REQUIREMENT:
In the lines below, how many hold the word "title"? Answer only with the number.

GIVEN DATA:
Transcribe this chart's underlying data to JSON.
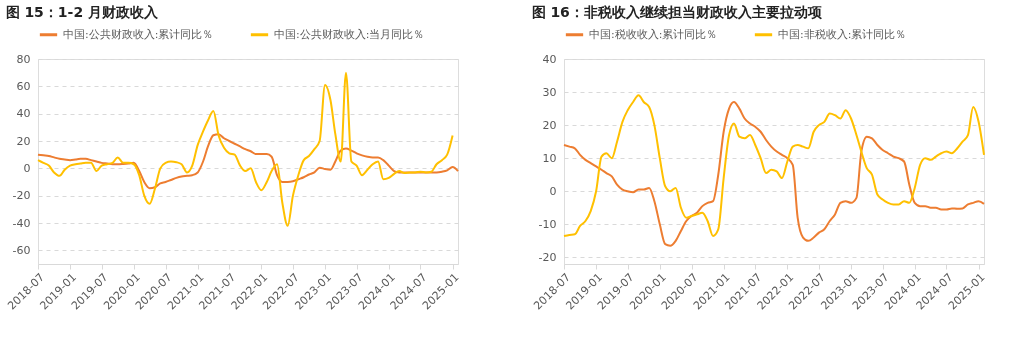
{
  "chart_data": [
    {
      "type": "line",
      "title": "图 15：1-2 月财政收入",
      "legend": "top",
      "grid": "y",
      "marker": "none",
      "line_style": "solid",
      "x": [
        "2018-07",
        "2018-08",
        "2018-09",
        "2018-10",
        "2018-11",
        "2018-12",
        "2019-01",
        "2019-02",
        "2019-03",
        "2019-04",
        "2019-05",
        "2019-06",
        "2019-07",
        "2019-08",
        "2019-09",
        "2019-10",
        "2019-11",
        "2019-12",
        "2020-01",
        "2020-02",
        "2020-03",
        "2020-04",
        "2020-05",
        "2020-06",
        "2020-07",
        "2020-08",
        "2020-09",
        "2020-10",
        "2020-11",
        "2020-12",
        "2021-01",
        "2021-02",
        "2021-03",
        "2021-04",
        "2021-05",
        "2021-06",
        "2021-07",
        "2021-08",
        "2021-09",
        "2021-10",
        "2021-11",
        "2021-12",
        "2022-01",
        "2022-02",
        "2022-03",
        "2022-04",
        "2022-05",
        "2022-06",
        "2022-07",
        "2022-08",
        "2022-09",
        "2022-10",
        "2022-11",
        "2022-12",
        "2023-01",
        "2023-02",
        "2023-03",
        "2023-04",
        "2023-05",
        "2023-06",
        "2023-07",
        "2023-08",
        "2023-09",
        "2023-10",
        "2023-11",
        "2023-12",
        "2024-01",
        "2024-02",
        "2024-03",
        "2024-04",
        "2024-05",
        "2024-06",
        "2024-07",
        "2024-08",
        "2024-09",
        "2024-10",
        "2024-11",
        "2024-12",
        "2025-01",
        "2025-02"
      ],
      "xlim": [
        "2018-07",
        "2025-02"
      ],
      "xticks": [
        "2018-07",
        "2019-01",
        "2019-07",
        "2020-01",
        "2020-07",
        "2021-01",
        "2021-07",
        "2022-01",
        "2022-07",
        "2023-01",
        "2023-07",
        "2024-01",
        "2024-07",
        "2025-01"
      ],
      "ylim": [
        -70,
        80
      ],
      "yticks": [
        -60,
        -40,
        -20,
        0,
        20,
        40,
        60,
        80
      ],
      "series": [
        {
          "name": "中国:公共财政收入:累计同比％",
          "color": "#ed7d31",
          "values": [
            10,
            9.5,
            9,
            8,
            7,
            6.5,
            6,
            6.5,
            7,
            7,
            6,
            5,
            4,
            3.5,
            3,
            3,
            3.2,
            3.5,
            4,
            -2,
            -10,
            -14.5,
            -13.8,
            -11,
            -10,
            -8.5,
            -7,
            -6,
            -5.5,
            -5,
            -3,
            5,
            16,
            24.2,
            25,
            22,
            20,
            18,
            16,
            14,
            12.5,
            10.5,
            10.5,
            10.5,
            8.5,
            -5,
            -10,
            -10,
            -9.5,
            -8,
            -6.5,
            -4.5,
            -3,
            0.5,
            -0.5,
            -1,
            5,
            13,
            14.5,
            13,
            11,
            9.5,
            8.5,
            8,
            8,
            6,
            2,
            -2,
            -3,
            -3,
            -3,
            -3,
            -3,
            -3,
            -3,
            -3,
            -2.5,
            -1.5,
            1,
            -2
          ]
        },
        {
          "name": "中国:公共财政收入:当月同比％",
          "color": "#ffc000",
          "values": [
            6,
            4,
            2,
            -3,
            -5.5,
            -1,
            2,
            3,
            3.5,
            4,
            4,
            -2,
            2,
            3,
            4,
            8,
            4,
            4,
            3,
            -5,
            -20,
            -26,
            -15,
            0,
            4,
            5,
            4.5,
            3,
            -3,
            2,
            17,
            27,
            35,
            42,
            24,
            15,
            11,
            10,
            2,
            -2,
            0,
            -10,
            -16,
            -10,
            -2,
            3,
            -25,
            -42,
            -20,
            -5,
            6,
            9,
            14,
            20,
            61,
            50,
            25,
            5,
            70,
            5,
            2,
            -5,
            -1,
            3,
            5,
            -8,
            -7,
            -4,
            -2,
            -3.5,
            -3,
            -3,
            -2.5,
            -3,
            -2.5,
            3,
            6,
            10,
            24,
            null
          ]
        }
      ]
    },
    {
      "type": "line",
      "title": "图 16：非税收入继续担当财政收入主要拉动项",
      "legend": "top",
      "grid": "y",
      "marker": "none",
      "line_style": "solid",
      "x": [
        "2018-07",
        "2018-08",
        "2018-09",
        "2018-10",
        "2018-11",
        "2018-12",
        "2019-01",
        "2019-02",
        "2019-03",
        "2019-04",
        "2019-05",
        "2019-06",
        "2019-07",
        "2019-08",
        "2019-09",
        "2019-10",
        "2019-11",
        "2019-12",
        "2020-01",
        "2020-02",
        "2020-03",
        "2020-04",
        "2020-05",
        "2020-06",
        "2020-07",
        "2020-08",
        "2020-09",
        "2020-10",
        "2020-11",
        "2020-12",
        "2021-01",
        "2021-02",
        "2021-03",
        "2021-04",
        "2021-05",
        "2021-06",
        "2021-07",
        "2021-08",
        "2021-09",
        "2021-10",
        "2021-11",
        "2021-12",
        "2022-01",
        "2022-02",
        "2022-03",
        "2022-04",
        "2022-05",
        "2022-06",
        "2022-07",
        "2022-08",
        "2022-09",
        "2022-10",
        "2022-11",
        "2022-12",
        "2023-01",
        "2023-02",
        "2023-03",
        "2023-04",
        "2023-05",
        "2023-06",
        "2023-07",
        "2023-08",
        "2023-09",
        "2023-10",
        "2023-11",
        "2023-12",
        "2024-01",
        "2024-02",
        "2024-03",
        "2024-04",
        "2024-05",
        "2024-06",
        "2024-07",
        "2024-08",
        "2024-09",
        "2024-10",
        "2024-11",
        "2024-12",
        "2025-01",
        "2025-02"
      ],
      "xlim": [
        "2018-07",
        "2025-02"
      ],
      "xticks": [
        "2018-07",
        "2019-01",
        "2019-07",
        "2020-01",
        "2020-07",
        "2021-01",
        "2021-07",
        "2022-01",
        "2022-07",
        "2023-01",
        "2023-07",
        "2024-01",
        "2024-07",
        "2025-01"
      ],
      "ylim": [
        -22,
        40
      ],
      "yticks": [
        -20,
        -10,
        0,
        10,
        20,
        30,
        40
      ],
      "series": [
        {
          "name": "中国:税收收入:累计同比％",
          "color": "#ed7d31",
          "values": [
            14,
            13.5,
            13,
            11,
            9.5,
            8.5,
            7.5,
            6.5,
            5.5,
            4.5,
            2,
            0.5,
            0,
            -0.3,
            0.5,
            0.5,
            1,
            -3,
            -10,
            -16,
            -16.5,
            -15,
            -12,
            -9,
            -7.5,
            -6.5,
            -4.5,
            -3.5,
            -3,
            5,
            18,
            25,
            27,
            25,
            22,
            20.5,
            19.5,
            18,
            15.5,
            13.5,
            12,
            11,
            10,
            8,
            -8,
            -14,
            -15,
            -14,
            -12.5,
            -11.5,
            -9,
            -7,
            -3.5,
            -3,
            -3.5,
            -2,
            12,
            16.5,
            16,
            14,
            12.5,
            11.5,
            10.5,
            10,
            9,
            2,
            -3.5,
            -4.5,
            -4.5,
            -5,
            -5,
            -5.5,
            -5.5,
            -5.2,
            -5.3,
            -5.2,
            -4,
            -3.5,
            -3,
            -3.8
          ]
        },
        {
          "name": "中国:非税收入:累计同比％",
          "color": "#ffc000",
          "values": [
            -13.5,
            -13.2,
            -13,
            -10.5,
            -9,
            -6,
            0,
            10.5,
            11.5,
            10,
            15,
            21,
            24.5,
            27,
            29,
            27,
            25.5,
            20,
            10,
            1.5,
            0,
            1,
            -5,
            -8,
            -7.5,
            -7,
            -6.5,
            -9,
            -13.5,
            -11.5,
            4,
            17,
            20.5,
            16.5,
            16,
            17,
            14,
            10,
            5.5,
            6.5,
            6,
            4,
            9,
            13.5,
            14,
            13.5,
            13,
            18,
            20,
            21,
            23.5,
            23,
            22,
            24.5,
            22,
            17,
            12,
            7,
            5,
            -1,
            -2.5,
            -3.5,
            -4,
            -4,
            -3,
            -3.5,
            1,
            8,
            10,
            9.5,
            10.5,
            11.5,
            12,
            11.5,
            13,
            15,
            17,
            25.5,
            21,
            11
          ]
        }
      ]
    }
  ]
}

FULL SOLUTION:
2